Each record that follows should be repeated exactly, minus any images.

* * *

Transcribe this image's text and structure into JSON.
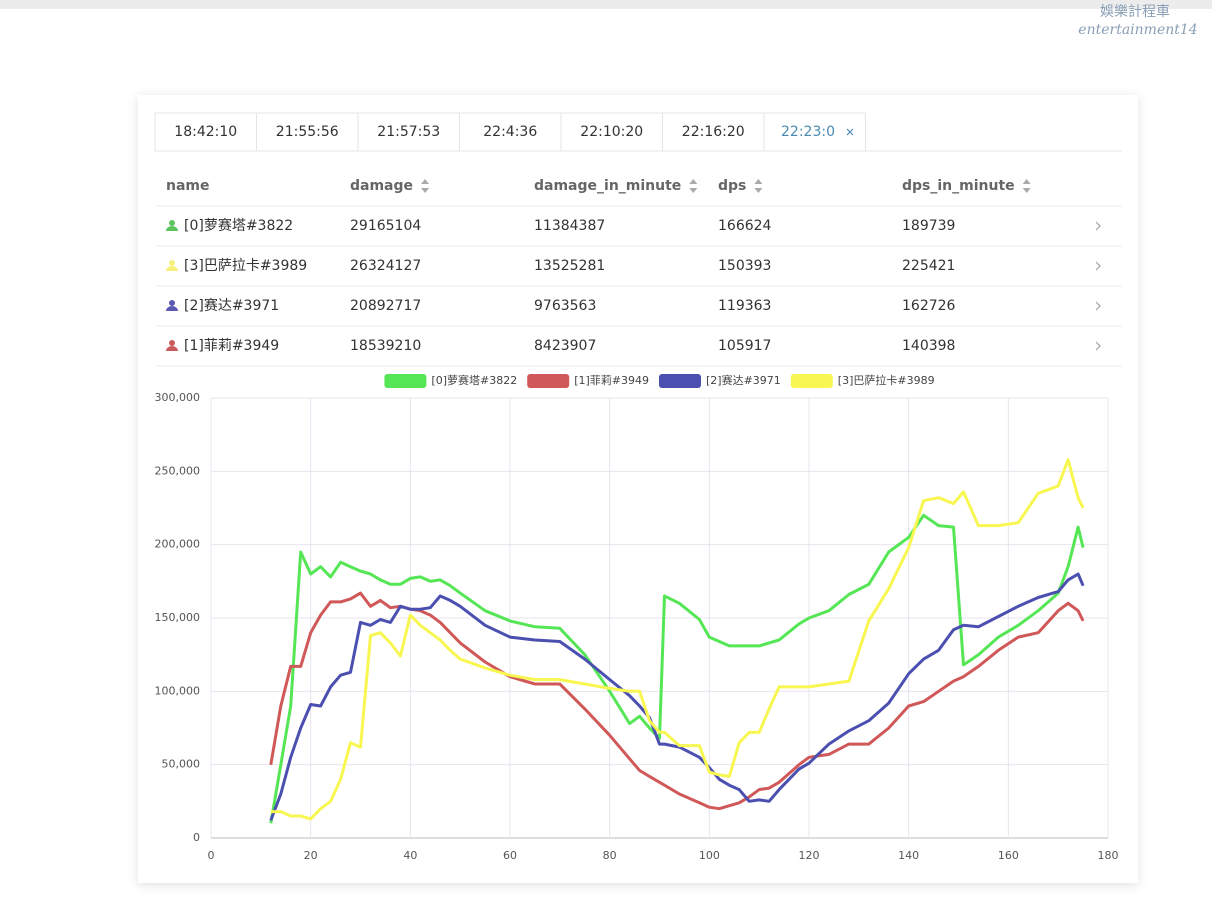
{
  "watermark": {
    "line1": "娛樂計程車",
    "line2": "entertainment14"
  },
  "tabs": {
    "items": [
      "18:42:10",
      "21:55:56",
      "21:57:53",
      "22:4:36",
      "22:10:20",
      "22:16:20",
      "22:23:0"
    ],
    "active": 6
  },
  "table": {
    "headers": [
      "name",
      "damage",
      "damage_in_minute",
      "dps",
      "dps_in_minute"
    ],
    "rows": [
      {
        "icon_color": "#5cc45c",
        "cells": [
          "[0]萝赛塔#3822",
          29165104,
          11384387,
          166624,
          189739
        ]
      },
      {
        "icon_color": "#f5f07a",
        "cells": [
          "[3]巴萨拉卡#3989",
          26324127,
          13525281,
          150393,
          225421
        ]
      },
      {
        "icon_color": "#5a5ab0",
        "cells": [
          "[2]赛达#3971",
          20892717,
          9763563,
          119363,
          162726
        ]
      },
      {
        "icon_color": "#c85c5c",
        "cells": [
          "[1]菲莉#3949",
          18539210,
          8423907,
          105917,
          140398
        ]
      }
    ]
  },
  "chart_data": {
    "type": "line",
    "x": [
      12,
      14,
      16,
      18,
      20,
      22,
      24,
      26,
      28,
      30,
      32,
      34,
      36,
      38,
      40,
      42,
      44,
      46,
      48,
      50,
      55,
      60,
      65,
      70,
      75,
      80,
      84,
      86,
      88,
      90,
      91,
      94,
      98,
      100,
      102,
      104,
      106,
      108,
      110,
      112,
      114,
      118,
      120,
      124,
      128,
      132,
      136,
      140,
      143,
      146,
      149,
      151,
      154,
      158,
      162,
      166,
      170,
      172,
      174,
      175
    ],
    "series": [
      {
        "name": "[0]萝赛塔#3822",
        "color": "#55e655",
        "values": [
          10000,
          50000,
          90000,
          195000,
          180000,
          185000,
          178000,
          188000,
          185000,
          182000,
          180000,
          176000,
          173000,
          173000,
          177000,
          178000,
          175000,
          176000,
          172000,
          167000,
          155000,
          148000,
          144000,
          143000,
          125000,
          100000,
          78000,
          83000,
          75000,
          68000,
          165000,
          160000,
          149000,
          137000,
          134000,
          131000,
          131000,
          131000,
          131000,
          133000,
          135000,
          146000,
          150000,
          155000,
          166000,
          173000,
          195000,
          205000,
          220000,
          213000,
          212000,
          118000,
          125000,
          137000,
          145000,
          155000,
          167000,
          185000,
          212000,
          198000
        ]
      },
      {
        "name": "[1]菲莉#3949",
        "color": "#d05858",
        "values": [
          50000,
          90000,
          117000,
          117000,
          140000,
          152000,
          161000,
          161000,
          163000,
          167000,
          158000,
          162000,
          157000,
          158000,
          156000,
          155000,
          152000,
          147000,
          140000,
          133000,
          120000,
          110000,
          105000,
          105000,
          88000,
          70000,
          54000,
          46000,
          42000,
          38000,
          36000,
          30000,
          24000,
          21000,
          20000,
          22000,
          24000,
          28000,
          33000,
          34000,
          38000,
          50000,
          55000,
          57000,
          64000,
          64000,
          75000,
          90000,
          93000,
          100000,
          107000,
          110000,
          117000,
          128000,
          137000,
          140000,
          155000,
          160000,
          155000,
          148000
        ]
      },
      {
        "name": "[2]赛达#3971",
        "color": "#4b4fb0",
        "values": [
          12000,
          30000,
          55000,
          75000,
          91000,
          90000,
          103000,
          111000,
          113000,
          147000,
          145000,
          149000,
          147000,
          158000,
          156000,
          156000,
          157000,
          165000,
          162000,
          158000,
          145000,
          137000,
          135000,
          134000,
          122000,
          108000,
          97000,
          90000,
          82000,
          64000,
          64000,
          62000,
          55000,
          48000,
          40000,
          36000,
          33000,
          25000,
          26000,
          25000,
          33000,
          47000,
          51000,
          64000,
          73000,
          80000,
          92000,
          112000,
          122000,
          128000,
          142000,
          145000,
          144000,
          151000,
          158000,
          164000,
          168000,
          176000,
          180000,
          172000
        ]
      },
      {
        "name": "[3]巴萨拉卡#3989",
        "color": "#f8f650",
        "values": [
          18000,
          18000,
          15000,
          15000,
          13000,
          20000,
          25000,
          40000,
          65000,
          62000,
          138000,
          140000,
          133000,
          124000,
          152000,
          145000,
          140000,
          135000,
          128000,
          122000,
          116000,
          111000,
          108000,
          108000,
          105000,
          102000,
          100000,
          100000,
          80000,
          72000,
          72000,
          63000,
          63000,
          45000,
          43000,
          42000,
          65000,
          72000,
          72000,
          88000,
          103000,
          103000,
          103000,
          105000,
          107000,
          148000,
          170000,
          198000,
          230000,
          232000,
          228000,
          236000,
          213000,
          213000,
          215000,
          235000,
          240000,
          258000,
          232000,
          225000
        ]
      }
    ],
    "xlim": [
      0,
      180
    ],
    "xticks": [
      0,
      20,
      40,
      60,
      80,
      100,
      120,
      140,
      160,
      180
    ],
    "ylim": [
      0,
      300000
    ],
    "yticks": [
      0,
      {
        "value": 50000,
        "label": "50,000"
      },
      {
        "value": 100000,
        "label": "100,000"
      },
      {
        "value": 150000,
        "label": "150,000"
      },
      {
        "value": 200000,
        "label": "200,000"
      },
      {
        "value": 250000,
        "label": "250,000"
      },
      {
        "value": 300000,
        "label": "300,000"
      }
    ],
    "grid": true,
    "legend": "top"
  }
}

* * *

[Result]
Transcribe this image's text and structure into JSON.
{
  "watermark": {
    "line1": "娛樂計程車",
    "line2": "entertainment14"
  },
  "tabs": {
    "items": [
      "18:42:10",
      "21:55:56",
      "21:57:53",
      "22:4:36",
      "22:10:20",
      "22:16:20",
      "22:23:0"
    ],
    "active": 6
  },
  "table": {
    "headers": [
      "name",
      "damage",
      "damage_in_minute",
      "dps",
      "dps_in_minute"
    ],
    "rows": [
      {
        "icon_color": "#5cc45c",
        "cells": [
          "[0]萝赛塔#3822",
          29165104,
          11384387,
          166624,
          189739
        ]
      },
      {
        "icon_color": "#f5f07a",
        "cells": [
          "[3]巴萨拉卡#3989",
          26324127,
          13525281,
          150393,
          225421
        ]
      },
      {
        "icon_color": "#5a5ab0",
        "cells": [
          "[2]赛达#3971",
          20892717,
          9763563,
          119363,
          162726
        ]
      },
      {
        "icon_color": "#c85c5c",
        "cells": [
          "[1]菲莉#3949",
          18539210,
          8423907,
          105917,
          140398
        ]
      }
    ]
  },
  "chart_data": {
    "type": "line",
    "x": [
      12,
      14,
      16,
      18,
      20,
      22,
      24,
      26,
      28,
      30,
      32,
      34,
      36,
      38,
      40,
      42,
      44,
      46,
      48,
      50,
      55,
      60,
      65,
      70,
      75,
      80,
      84,
      86,
      88,
      90,
      91,
      94,
      98,
      100,
      102,
      104,
      106,
      108,
      110,
      112,
      114,
      118,
      120,
      124,
      128,
      132,
      136,
      140,
      143,
      146,
      149,
      151,
      154,
      158,
      162,
      166,
      170,
      172,
      174,
      175
    ],
    "series": [
      {
        "name": "[0]萝赛塔#3822",
        "color": "#55e655",
        "values": [
          10000,
          50000,
          90000,
          195000,
          180000,
          185000,
          178000,
          188000,
          185000,
          182000,
          180000,
          176000,
          173000,
          173000,
          177000,
          178000,
          175000,
          176000,
          172000,
          167000,
          155000,
          148000,
          144000,
          143000,
          125000,
          100000,
          78000,
          83000,
          75000,
          68000,
          165000,
          160000,
          149000,
          137000,
          134000,
          131000,
          131000,
          131000,
          131000,
          133000,
          135000,
          146000,
          150000,
          155000,
          166000,
          173000,
          195000,
          205000,
          220000,
          213000,
          212000,
          118000,
          125000,
          137000,
          145000,
          155000,
          167000,
          185000,
          212000,
          198000
        ]
      },
      {
        "name": "[1]菲莉#3949",
        "color": "#d05858",
        "values": [
          50000,
          90000,
          117000,
          117000,
          140000,
          152000,
          161000,
          161000,
          163000,
          167000,
          158000,
          162000,
          157000,
          158000,
          156000,
          155000,
          152000,
          147000,
          140000,
          133000,
          120000,
          110000,
          105000,
          105000,
          88000,
          70000,
          54000,
          46000,
          42000,
          38000,
          36000,
          30000,
          24000,
          21000,
          20000,
          22000,
          24000,
          28000,
          33000,
          34000,
          38000,
          50000,
          55000,
          57000,
          64000,
          64000,
          75000,
          90000,
          93000,
          100000,
          107000,
          110000,
          117000,
          128000,
          137000,
          140000,
          155000,
          160000,
          155000,
          148000
        ]
      },
      {
        "name": "[2]赛达#3971",
        "color": "#4b4fb0",
        "values": [
          12000,
          30000,
          55000,
          75000,
          91000,
          90000,
          103000,
          111000,
          113000,
          147000,
          145000,
          149000,
          147000,
          158000,
          156000,
          156000,
          157000,
          165000,
          162000,
          158000,
          145000,
          137000,
          135000,
          134000,
          122000,
          108000,
          97000,
          90000,
          82000,
          64000,
          64000,
          62000,
          55000,
          48000,
          40000,
          36000,
          33000,
          25000,
          26000,
          25000,
          33000,
          47000,
          51000,
          64000,
          73000,
          80000,
          92000,
          112000,
          122000,
          128000,
          142000,
          145000,
          144000,
          151000,
          158000,
          164000,
          168000,
          176000,
          180000,
          172000
        ]
      },
      {
        "name": "[3]巴萨拉卡#3989",
        "color": "#f8f650",
        "values": [
          18000,
          18000,
          15000,
          15000,
          13000,
          20000,
          25000,
          40000,
          65000,
          62000,
          138000,
          140000,
          133000,
          124000,
          152000,
          145000,
          140000,
          135000,
          128000,
          122000,
          116000,
          111000,
          108000,
          108000,
          105000,
          102000,
          100000,
          100000,
          80000,
          72000,
          72000,
          63000,
          63000,
          45000,
          43000,
          42000,
          65000,
          72000,
          72000,
          88000,
          103000,
          103000,
          103000,
          105000,
          107000,
          148000,
          170000,
          198000,
          230000,
          232000,
          228000,
          236000,
          213000,
          213000,
          215000,
          235000,
          240000,
          258000,
          232000,
          225000
        ]
      }
    ],
    "xlim": [
      0,
      180
    ],
    "xticks": [
      0,
      20,
      40,
      60,
      80,
      100,
      120,
      140,
      160,
      180
    ],
    "ylim": [
      0,
      300000
    ],
    "yticks": [
      0,
      {
        "value": 50000,
        "label": "50,000"
      },
      {
        "value": 100000,
        "label": "100,000"
      },
      {
        "value": 150000,
        "label": "150,000"
      },
      {
        "value": 200000,
        "label": "200,000"
      },
      {
        "value": 250000,
        "label": "250,000"
      },
      {
        "value": 300000,
        "label": "300,000"
      }
    ],
    "grid": true,
    "legend": "top"
  }
}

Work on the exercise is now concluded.